Return every line below in which "included" appears.

_Extracted material_
_ _ _

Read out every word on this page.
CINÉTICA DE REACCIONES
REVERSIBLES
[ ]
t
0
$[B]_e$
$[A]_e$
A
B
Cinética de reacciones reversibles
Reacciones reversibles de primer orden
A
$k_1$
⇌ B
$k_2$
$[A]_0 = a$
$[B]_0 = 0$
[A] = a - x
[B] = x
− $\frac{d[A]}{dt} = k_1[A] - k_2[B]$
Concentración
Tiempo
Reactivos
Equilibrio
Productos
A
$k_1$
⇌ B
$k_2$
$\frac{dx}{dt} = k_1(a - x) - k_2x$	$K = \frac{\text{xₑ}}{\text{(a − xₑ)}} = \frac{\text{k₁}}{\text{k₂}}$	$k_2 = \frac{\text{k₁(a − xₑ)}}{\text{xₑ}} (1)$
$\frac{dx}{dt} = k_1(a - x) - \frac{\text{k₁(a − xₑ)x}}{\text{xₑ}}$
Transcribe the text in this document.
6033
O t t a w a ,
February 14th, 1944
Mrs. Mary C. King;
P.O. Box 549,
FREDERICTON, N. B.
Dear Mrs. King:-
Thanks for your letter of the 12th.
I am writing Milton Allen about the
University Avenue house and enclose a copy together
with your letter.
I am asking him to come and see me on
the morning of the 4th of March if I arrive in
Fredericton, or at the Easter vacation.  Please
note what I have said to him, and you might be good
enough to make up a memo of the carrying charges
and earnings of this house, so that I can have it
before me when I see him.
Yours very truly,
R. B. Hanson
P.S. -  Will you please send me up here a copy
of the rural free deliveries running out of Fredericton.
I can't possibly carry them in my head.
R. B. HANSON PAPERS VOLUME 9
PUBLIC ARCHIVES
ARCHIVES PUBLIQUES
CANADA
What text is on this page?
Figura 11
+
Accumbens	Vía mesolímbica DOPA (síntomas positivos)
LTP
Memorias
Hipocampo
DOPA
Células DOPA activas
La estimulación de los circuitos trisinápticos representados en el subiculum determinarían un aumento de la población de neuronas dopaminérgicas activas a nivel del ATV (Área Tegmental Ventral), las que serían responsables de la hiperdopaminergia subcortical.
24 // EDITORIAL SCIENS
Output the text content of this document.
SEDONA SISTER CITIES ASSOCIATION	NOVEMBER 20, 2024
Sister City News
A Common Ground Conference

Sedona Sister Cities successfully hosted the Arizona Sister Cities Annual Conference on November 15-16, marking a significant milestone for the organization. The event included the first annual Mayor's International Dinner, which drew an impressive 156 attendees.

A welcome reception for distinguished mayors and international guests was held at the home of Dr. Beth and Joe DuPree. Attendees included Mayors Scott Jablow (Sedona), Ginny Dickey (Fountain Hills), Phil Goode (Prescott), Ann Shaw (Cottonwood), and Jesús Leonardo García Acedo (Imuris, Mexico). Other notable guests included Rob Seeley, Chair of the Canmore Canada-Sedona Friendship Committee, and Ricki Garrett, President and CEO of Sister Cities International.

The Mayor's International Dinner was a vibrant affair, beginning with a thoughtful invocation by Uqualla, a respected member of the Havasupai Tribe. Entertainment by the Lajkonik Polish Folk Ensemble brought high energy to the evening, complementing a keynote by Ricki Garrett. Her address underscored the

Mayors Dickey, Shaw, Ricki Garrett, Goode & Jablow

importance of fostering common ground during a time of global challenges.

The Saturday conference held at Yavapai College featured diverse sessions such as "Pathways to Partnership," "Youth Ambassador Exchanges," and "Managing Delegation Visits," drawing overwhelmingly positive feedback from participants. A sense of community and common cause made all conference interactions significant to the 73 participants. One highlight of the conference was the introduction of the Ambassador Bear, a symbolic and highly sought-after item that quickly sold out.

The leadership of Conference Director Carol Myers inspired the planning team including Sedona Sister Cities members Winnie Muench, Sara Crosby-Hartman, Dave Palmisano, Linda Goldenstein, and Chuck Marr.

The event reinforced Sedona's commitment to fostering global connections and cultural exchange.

_ _ _

_Reply_
Sedona Sister Cities successfully hosted the Arizona Sister Cities Annual Conference on November 15-16, marking a significant milestone for the organization. The event included the first annual Mayor's International Dinner, which drew an impressive 156 attendees.
A welcome reception for distinguished mayors and international guests was held at the home of Dr. Beth and Joe DuPree. Attendees included Mayors Scott Jablow (Sedona), Ginny Dickey (Fountain Hills), Phil Goode (Prescott), Ann Shaw (Cottonwood), and Jesús Leonardo García Acedo (Imuris, Mexico). Other notable guests included Rob Seeley, Chair of the Canmore Canada-Sedona Friendship Committee, and Ricki Garrett, President and CEO of Sister Cities International.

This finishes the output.